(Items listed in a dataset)
....

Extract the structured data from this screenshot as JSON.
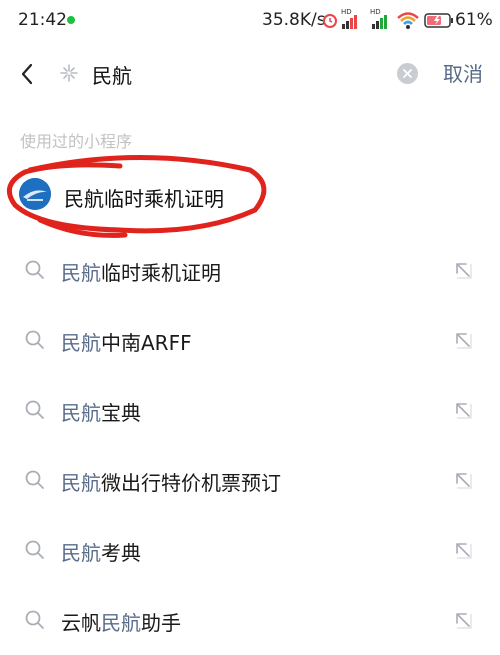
{
  "status_bar": {
    "time": "21:42",
    "net_speed": "35.8K/s",
    "battery": "61%",
    "signal_label_1": "HD",
    "signal_label_2": "HD"
  },
  "search": {
    "query": "民航",
    "cancel_label": "取消"
  },
  "used_section": {
    "title": "使用过的小程序",
    "item_name": "民航临时乘机证明"
  },
  "suggestions": [
    {
      "pre": "",
      "hl": "民航",
      "post": "临时乘机证明"
    },
    {
      "pre": "",
      "hl": "民航",
      "post": "中南ARFF"
    },
    {
      "pre": "",
      "hl": "民航",
      "post": "宝典"
    },
    {
      "pre": "",
      "hl": "民航",
      "post": "微出行特价机票预订"
    },
    {
      "pre": "",
      "hl": "民航",
      "post": "考典"
    },
    {
      "pre": "云帆",
      "hl": "民航",
      "post": "助手"
    }
  ],
  "colors": {
    "accent": "#566a86",
    "annotation": "#e0231c",
    "online_dot": "#1fbf3f"
  }
}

....

Aim: Copy the data exactly. Any picture it contains is to be omitted.

Result of the exercise:
Extract the structured data from this screenshot as JSON.
{
  "status_bar": {
    "time": "21:42",
    "net_speed": "35.8K/s",
    "battery": "61%",
    "signal_label_1": "HD",
    "signal_label_2": "HD"
  },
  "search": {
    "query": "民航",
    "cancel_label": "取消"
  },
  "used_section": {
    "title": "使用过的小程序",
    "item_name": "民航临时乘机证明"
  },
  "suggestions": [
    {
      "pre": "",
      "hl": "民航",
      "post": "临时乘机证明"
    },
    {
      "pre": "",
      "hl": "民航",
      "post": "中南ARFF"
    },
    {
      "pre": "",
      "hl": "民航",
      "post": "宝典"
    },
    {
      "pre": "",
      "hl": "民航",
      "post": "微出行特价机票预订"
    },
    {
      "pre": "",
      "hl": "民航",
      "post": "考典"
    },
    {
      "pre": "云帆",
      "hl": "民航",
      "post": "助手"
    }
  ],
  "colors": {
    "accent": "#566a86",
    "annotation": "#e0231c",
    "online_dot": "#1fbf3f"
  }
}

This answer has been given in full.